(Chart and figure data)

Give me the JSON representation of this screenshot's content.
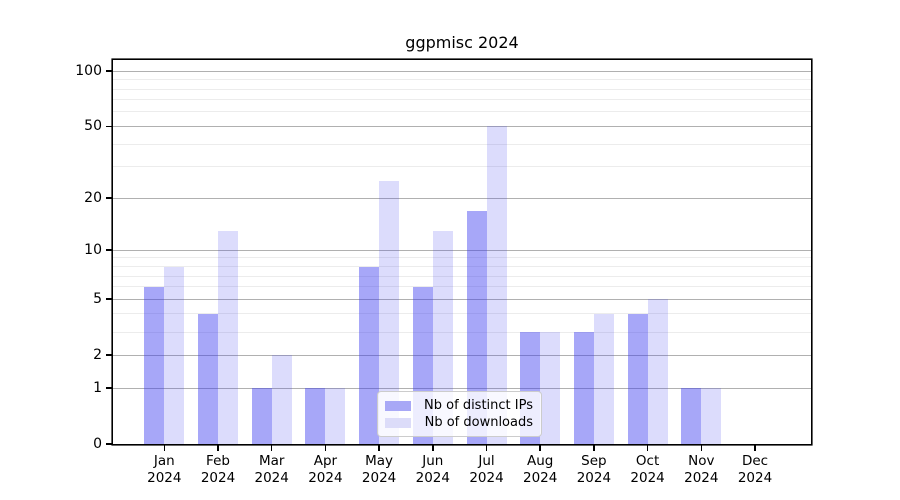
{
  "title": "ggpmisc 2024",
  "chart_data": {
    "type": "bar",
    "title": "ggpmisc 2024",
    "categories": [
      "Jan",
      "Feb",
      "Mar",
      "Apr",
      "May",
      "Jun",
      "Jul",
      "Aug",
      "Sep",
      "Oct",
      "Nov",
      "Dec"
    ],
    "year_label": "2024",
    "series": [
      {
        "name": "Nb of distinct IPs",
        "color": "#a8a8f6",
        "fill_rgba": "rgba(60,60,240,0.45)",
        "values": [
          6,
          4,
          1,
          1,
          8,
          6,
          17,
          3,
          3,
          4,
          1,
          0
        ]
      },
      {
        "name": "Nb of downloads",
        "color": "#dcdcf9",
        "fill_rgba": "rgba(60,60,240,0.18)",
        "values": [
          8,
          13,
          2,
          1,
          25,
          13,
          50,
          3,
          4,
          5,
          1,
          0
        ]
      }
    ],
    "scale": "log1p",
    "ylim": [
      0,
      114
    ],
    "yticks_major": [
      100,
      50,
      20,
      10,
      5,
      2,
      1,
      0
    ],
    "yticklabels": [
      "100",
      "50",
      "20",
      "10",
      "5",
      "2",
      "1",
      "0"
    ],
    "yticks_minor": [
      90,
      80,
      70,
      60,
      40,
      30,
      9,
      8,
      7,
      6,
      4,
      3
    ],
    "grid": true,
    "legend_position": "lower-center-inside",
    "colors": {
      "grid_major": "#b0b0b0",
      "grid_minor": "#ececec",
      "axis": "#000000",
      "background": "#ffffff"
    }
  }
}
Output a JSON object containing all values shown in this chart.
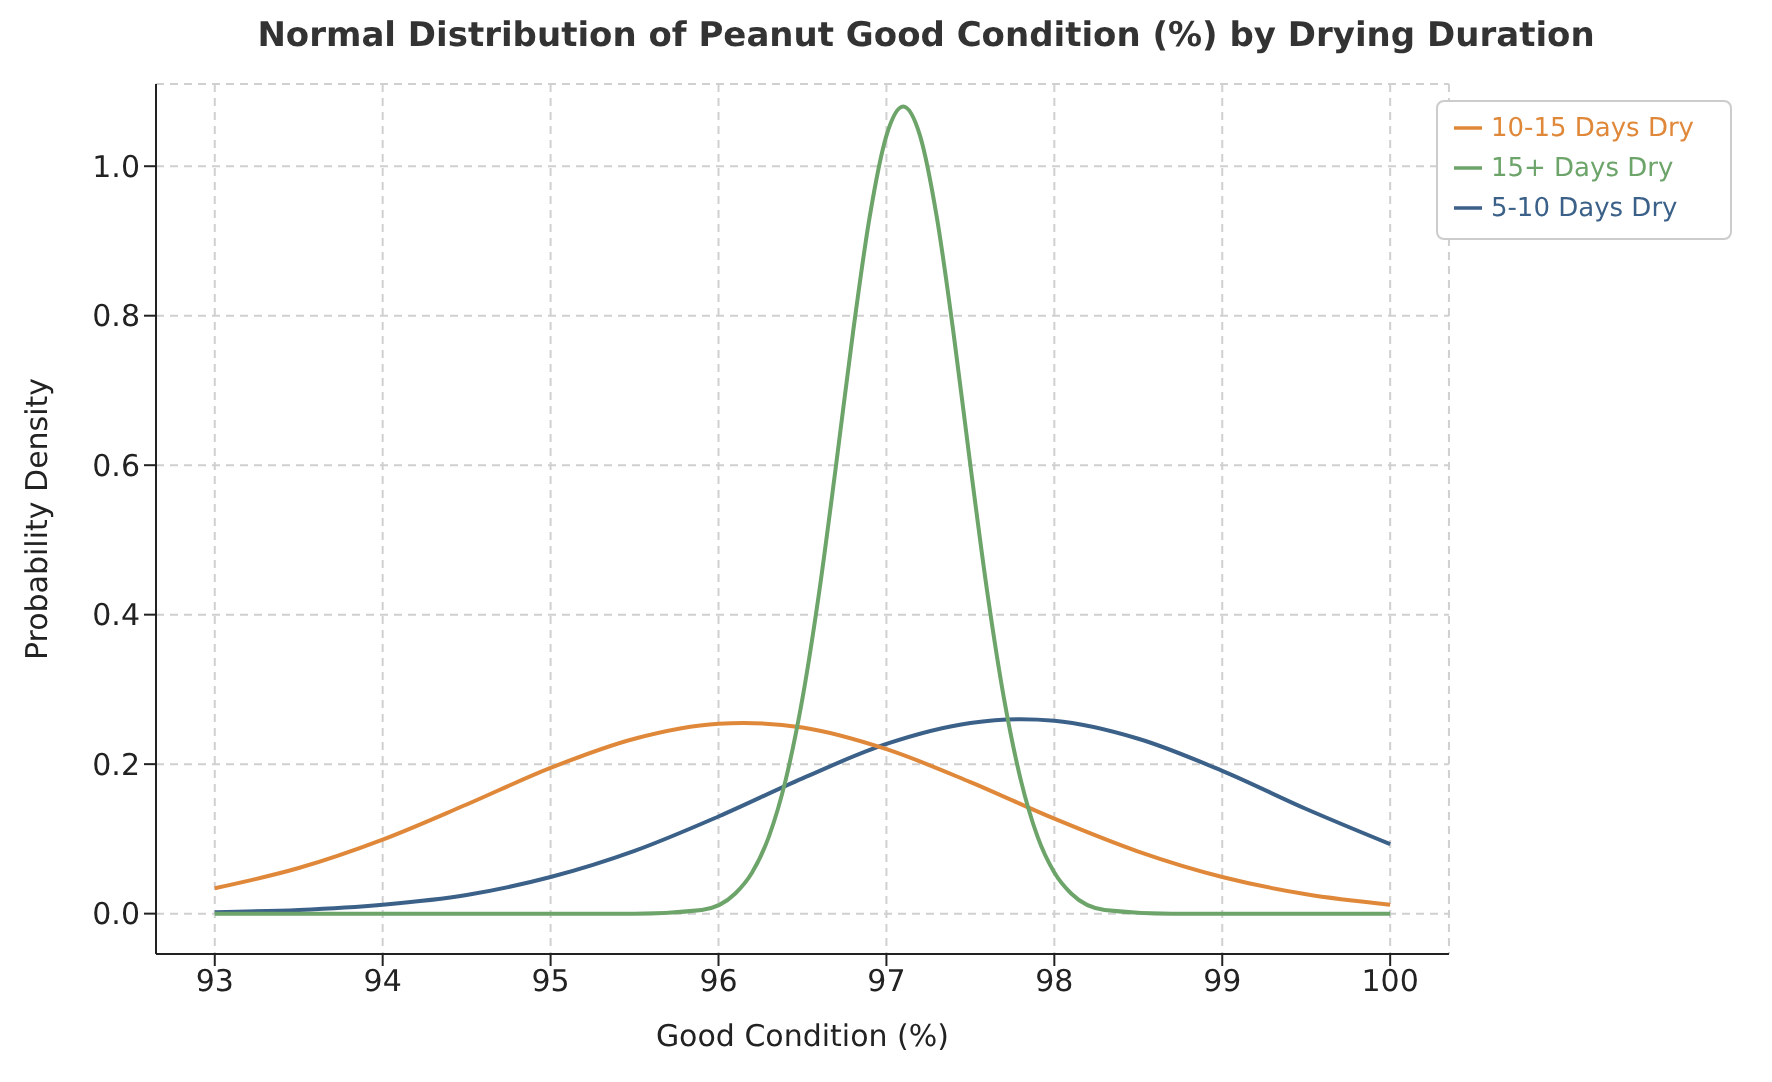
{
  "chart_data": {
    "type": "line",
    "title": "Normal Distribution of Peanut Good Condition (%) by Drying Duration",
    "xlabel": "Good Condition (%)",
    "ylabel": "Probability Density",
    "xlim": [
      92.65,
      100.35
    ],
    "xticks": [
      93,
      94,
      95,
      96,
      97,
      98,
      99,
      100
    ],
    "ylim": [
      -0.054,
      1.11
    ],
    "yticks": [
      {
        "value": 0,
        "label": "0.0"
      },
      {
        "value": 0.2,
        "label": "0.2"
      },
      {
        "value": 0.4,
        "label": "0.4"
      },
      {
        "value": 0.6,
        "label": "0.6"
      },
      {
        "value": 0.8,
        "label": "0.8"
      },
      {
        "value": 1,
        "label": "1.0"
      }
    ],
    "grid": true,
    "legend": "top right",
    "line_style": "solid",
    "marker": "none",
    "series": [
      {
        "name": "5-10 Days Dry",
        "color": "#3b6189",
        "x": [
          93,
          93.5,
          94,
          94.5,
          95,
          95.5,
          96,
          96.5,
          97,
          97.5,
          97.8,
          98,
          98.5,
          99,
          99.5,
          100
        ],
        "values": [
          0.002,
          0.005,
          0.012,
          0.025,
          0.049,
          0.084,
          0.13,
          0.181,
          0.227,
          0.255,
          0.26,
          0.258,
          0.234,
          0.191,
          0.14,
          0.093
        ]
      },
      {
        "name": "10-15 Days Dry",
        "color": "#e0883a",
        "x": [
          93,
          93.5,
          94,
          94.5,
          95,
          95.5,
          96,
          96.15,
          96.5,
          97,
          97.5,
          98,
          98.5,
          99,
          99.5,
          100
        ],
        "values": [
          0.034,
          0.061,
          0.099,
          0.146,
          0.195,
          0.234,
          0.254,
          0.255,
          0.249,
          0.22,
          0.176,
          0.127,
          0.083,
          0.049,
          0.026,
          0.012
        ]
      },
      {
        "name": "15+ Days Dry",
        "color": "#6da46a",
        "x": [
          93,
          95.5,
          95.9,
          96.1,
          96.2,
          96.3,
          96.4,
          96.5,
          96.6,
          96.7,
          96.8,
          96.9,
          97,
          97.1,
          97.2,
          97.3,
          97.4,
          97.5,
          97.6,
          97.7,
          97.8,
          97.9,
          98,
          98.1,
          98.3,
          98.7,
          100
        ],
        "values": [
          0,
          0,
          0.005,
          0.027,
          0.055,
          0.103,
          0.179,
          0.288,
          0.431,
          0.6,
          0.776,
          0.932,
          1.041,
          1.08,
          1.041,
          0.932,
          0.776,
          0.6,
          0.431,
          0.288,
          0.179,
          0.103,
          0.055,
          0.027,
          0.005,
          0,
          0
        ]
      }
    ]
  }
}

### Instructions to follow
Say, as a number only, how many lines of the data contain "JSON".

### Answer for this exercise
2